**Exercise details**
Below are the entries; state how many of their lines contain the string "name", and nothing more.

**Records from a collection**
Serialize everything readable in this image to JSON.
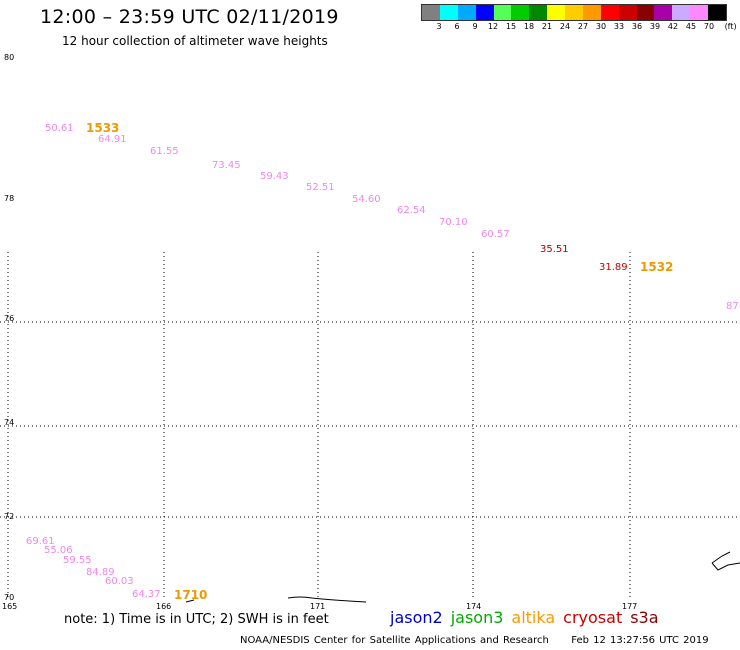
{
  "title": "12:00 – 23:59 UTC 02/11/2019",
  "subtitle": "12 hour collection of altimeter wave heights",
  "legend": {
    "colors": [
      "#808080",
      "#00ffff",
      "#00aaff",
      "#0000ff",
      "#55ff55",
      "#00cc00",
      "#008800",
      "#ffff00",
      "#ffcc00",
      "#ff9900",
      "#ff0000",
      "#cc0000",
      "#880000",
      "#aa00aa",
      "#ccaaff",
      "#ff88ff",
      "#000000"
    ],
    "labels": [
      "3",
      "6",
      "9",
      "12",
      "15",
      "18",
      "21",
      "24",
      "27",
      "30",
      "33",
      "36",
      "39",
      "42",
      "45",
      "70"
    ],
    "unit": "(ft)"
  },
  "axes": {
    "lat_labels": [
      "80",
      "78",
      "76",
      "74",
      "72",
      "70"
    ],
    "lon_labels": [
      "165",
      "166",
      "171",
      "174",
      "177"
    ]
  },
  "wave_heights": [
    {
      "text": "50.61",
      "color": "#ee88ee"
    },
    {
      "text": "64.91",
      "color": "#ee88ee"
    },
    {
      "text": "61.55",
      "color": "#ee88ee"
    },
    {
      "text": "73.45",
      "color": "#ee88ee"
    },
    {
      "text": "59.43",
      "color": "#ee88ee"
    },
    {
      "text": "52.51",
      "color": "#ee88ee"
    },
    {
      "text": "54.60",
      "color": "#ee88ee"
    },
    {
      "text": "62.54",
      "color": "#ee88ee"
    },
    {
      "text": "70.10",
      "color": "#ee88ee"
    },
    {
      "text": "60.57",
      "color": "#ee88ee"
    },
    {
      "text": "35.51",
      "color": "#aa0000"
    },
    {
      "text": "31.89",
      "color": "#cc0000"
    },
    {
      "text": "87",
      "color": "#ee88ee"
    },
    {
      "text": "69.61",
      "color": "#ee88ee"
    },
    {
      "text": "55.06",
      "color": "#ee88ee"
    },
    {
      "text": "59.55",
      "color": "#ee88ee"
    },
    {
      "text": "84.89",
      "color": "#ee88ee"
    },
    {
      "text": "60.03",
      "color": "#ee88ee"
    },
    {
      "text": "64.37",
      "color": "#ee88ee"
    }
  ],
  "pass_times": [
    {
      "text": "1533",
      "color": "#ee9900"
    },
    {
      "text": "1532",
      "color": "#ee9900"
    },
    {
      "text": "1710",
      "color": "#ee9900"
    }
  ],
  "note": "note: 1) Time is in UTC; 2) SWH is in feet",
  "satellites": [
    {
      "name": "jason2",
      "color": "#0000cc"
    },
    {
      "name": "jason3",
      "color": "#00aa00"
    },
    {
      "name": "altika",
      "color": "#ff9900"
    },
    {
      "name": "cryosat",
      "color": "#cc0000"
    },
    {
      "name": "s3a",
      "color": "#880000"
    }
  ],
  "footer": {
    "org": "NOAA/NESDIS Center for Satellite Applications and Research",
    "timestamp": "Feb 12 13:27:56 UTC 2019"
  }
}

**Correct result**
5